** begin Dataset content **

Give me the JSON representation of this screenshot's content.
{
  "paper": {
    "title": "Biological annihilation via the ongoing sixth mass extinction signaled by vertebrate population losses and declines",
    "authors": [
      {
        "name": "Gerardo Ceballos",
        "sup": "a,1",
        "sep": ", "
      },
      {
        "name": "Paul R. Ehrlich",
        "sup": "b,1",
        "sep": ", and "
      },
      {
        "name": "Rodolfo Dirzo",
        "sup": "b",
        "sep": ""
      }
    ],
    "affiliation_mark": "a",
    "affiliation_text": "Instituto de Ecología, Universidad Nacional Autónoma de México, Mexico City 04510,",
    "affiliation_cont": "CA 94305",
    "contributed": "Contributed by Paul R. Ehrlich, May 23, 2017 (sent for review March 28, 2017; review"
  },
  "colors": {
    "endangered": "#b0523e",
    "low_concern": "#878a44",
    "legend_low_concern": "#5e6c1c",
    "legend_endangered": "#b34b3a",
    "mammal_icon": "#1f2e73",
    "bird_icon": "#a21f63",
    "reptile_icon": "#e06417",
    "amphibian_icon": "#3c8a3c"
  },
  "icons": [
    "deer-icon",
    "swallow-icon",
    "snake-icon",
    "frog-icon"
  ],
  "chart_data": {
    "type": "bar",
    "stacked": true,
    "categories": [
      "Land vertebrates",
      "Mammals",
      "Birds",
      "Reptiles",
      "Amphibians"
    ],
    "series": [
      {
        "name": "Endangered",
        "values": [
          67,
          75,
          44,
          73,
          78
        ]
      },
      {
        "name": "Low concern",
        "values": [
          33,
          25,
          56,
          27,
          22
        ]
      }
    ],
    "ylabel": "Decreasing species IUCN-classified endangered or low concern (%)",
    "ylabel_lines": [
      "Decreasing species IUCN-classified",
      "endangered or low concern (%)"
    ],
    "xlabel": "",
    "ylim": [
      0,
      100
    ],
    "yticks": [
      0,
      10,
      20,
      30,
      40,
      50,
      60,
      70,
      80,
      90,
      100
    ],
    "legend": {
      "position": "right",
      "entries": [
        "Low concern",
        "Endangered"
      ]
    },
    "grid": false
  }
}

** end Dataset content **

- [Exercise]
Give the count of lines holding the word "classified" and nothing more.

- [Exercise output]
2